→ **Required work**
Go through the data below. List every line that holds the word "funksiya".

→ **Rows**
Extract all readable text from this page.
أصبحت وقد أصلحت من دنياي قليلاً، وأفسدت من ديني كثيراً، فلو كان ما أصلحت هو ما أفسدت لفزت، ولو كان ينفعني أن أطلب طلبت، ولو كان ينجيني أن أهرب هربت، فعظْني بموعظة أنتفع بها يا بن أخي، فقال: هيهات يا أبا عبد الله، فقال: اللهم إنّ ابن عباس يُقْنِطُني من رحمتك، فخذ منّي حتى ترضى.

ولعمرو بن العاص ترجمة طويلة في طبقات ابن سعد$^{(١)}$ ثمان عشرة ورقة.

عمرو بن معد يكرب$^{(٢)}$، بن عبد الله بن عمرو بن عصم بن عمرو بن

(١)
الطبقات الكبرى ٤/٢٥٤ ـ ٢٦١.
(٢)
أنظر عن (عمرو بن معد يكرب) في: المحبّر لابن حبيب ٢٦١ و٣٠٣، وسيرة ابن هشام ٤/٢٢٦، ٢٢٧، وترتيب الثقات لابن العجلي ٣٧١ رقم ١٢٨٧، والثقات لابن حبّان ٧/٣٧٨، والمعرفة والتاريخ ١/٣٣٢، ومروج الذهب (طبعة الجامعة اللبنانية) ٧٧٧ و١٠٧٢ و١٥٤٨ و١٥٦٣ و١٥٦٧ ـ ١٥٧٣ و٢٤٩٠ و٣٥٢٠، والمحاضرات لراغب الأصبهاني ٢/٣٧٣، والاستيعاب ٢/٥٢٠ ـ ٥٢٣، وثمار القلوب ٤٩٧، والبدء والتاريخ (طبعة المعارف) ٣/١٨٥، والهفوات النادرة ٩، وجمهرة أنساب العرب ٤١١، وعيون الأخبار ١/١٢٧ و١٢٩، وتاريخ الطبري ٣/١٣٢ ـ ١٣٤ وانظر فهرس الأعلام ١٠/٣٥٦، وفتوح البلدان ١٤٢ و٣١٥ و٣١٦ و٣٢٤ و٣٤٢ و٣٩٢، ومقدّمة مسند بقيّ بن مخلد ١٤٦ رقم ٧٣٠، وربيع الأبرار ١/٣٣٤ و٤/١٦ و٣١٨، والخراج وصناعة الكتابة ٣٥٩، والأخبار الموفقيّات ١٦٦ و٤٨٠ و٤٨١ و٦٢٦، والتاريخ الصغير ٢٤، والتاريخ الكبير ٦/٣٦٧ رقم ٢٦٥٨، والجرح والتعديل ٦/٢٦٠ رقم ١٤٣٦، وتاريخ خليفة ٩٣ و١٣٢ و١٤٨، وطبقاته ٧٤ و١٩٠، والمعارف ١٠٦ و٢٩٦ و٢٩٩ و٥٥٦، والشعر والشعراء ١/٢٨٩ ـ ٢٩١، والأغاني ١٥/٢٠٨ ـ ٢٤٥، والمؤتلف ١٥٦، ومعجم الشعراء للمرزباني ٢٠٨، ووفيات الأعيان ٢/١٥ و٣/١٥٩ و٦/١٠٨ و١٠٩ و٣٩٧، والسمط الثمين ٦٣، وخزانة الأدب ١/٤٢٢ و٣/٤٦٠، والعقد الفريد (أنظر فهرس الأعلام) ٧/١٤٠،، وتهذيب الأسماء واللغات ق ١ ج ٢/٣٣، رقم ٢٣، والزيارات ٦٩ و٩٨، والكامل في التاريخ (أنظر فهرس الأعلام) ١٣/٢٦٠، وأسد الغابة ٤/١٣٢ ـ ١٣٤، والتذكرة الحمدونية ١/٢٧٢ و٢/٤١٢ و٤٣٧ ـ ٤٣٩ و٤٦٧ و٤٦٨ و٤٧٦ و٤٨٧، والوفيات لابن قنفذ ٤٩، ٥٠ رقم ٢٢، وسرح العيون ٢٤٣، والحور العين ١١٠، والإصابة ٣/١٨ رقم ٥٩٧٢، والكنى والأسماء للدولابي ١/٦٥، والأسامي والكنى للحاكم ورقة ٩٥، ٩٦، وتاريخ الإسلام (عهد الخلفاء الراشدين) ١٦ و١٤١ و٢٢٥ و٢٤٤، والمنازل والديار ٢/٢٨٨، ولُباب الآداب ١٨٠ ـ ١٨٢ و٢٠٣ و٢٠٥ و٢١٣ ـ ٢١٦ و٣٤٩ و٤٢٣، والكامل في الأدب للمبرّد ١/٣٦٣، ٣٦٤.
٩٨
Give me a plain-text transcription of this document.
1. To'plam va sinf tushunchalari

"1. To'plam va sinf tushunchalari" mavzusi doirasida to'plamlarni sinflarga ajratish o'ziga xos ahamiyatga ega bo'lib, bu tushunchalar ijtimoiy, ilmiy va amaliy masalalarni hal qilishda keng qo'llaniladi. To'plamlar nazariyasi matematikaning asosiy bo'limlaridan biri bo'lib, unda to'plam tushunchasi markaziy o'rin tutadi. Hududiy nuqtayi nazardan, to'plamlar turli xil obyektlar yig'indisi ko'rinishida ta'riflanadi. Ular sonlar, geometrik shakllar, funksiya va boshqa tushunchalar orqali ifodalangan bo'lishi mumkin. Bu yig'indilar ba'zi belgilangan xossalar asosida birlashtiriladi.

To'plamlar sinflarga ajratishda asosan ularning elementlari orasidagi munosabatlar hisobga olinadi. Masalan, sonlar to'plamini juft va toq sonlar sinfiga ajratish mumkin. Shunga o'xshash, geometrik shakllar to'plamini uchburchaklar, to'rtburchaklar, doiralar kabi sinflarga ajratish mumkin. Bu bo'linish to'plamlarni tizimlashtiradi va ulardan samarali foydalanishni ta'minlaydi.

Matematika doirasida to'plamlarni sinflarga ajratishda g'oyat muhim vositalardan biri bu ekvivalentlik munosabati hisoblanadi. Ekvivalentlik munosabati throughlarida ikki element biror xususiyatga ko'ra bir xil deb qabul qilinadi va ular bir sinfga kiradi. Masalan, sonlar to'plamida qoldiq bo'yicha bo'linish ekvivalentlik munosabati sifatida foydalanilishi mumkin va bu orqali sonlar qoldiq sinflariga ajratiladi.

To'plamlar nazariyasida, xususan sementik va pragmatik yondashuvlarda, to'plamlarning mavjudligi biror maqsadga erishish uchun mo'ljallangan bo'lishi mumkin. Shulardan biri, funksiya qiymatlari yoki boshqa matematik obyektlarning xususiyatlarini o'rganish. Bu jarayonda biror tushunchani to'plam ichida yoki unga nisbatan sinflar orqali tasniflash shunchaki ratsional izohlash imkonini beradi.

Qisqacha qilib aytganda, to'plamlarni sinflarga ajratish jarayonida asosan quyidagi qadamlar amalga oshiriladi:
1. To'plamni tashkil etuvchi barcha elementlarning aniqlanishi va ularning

→ **Reply to the exercise**
"1. To'plam va sinf tushunchalari" mavzusi doirasida to'plamlarni sinflarga ajratish o'ziga xos ahamiyatga ega bo'lib, bu tushunchalar ijtimoiy, ilmiy va amaliy masalalarni hal qilishda keng qo'llaniladi. To'plamlar nazariyasi matematikaning asosiy bo'limlaridan biri bo'lib, unda to'plam tushunchasi markaziy o'rin tutadi. Hududiy nuqtayi nazardan, to'plamlar turli xil obyektlar yig'indisi ko'rinishida ta'riflanadi. Ular sonlar, geometrik shakllar, funksiya va boshqa tushunchalar orqali ifodalangan bo'lishi mumkin. Bu yig'indilar ba'zi belgilangan xossalar asosida birlashtiriladi.
To'plamlar nazariyasida, xususan sementik va pragmatik yondashuvlarda, to'plamlarning mavjudligi biror maqsadga erishish uchun mo'ljallangan bo'lishi mumkin. Shulardan biri, funksiya qiymatlari yoki boshqa matematik obyektlarning xususiyatlarini o'rganish. Bu jarayonda biror tushunchani to'plam ichida yoki unga nisbatan sinflar orqali tasniflash shunchaki ratsional izohlash imkonini beradi.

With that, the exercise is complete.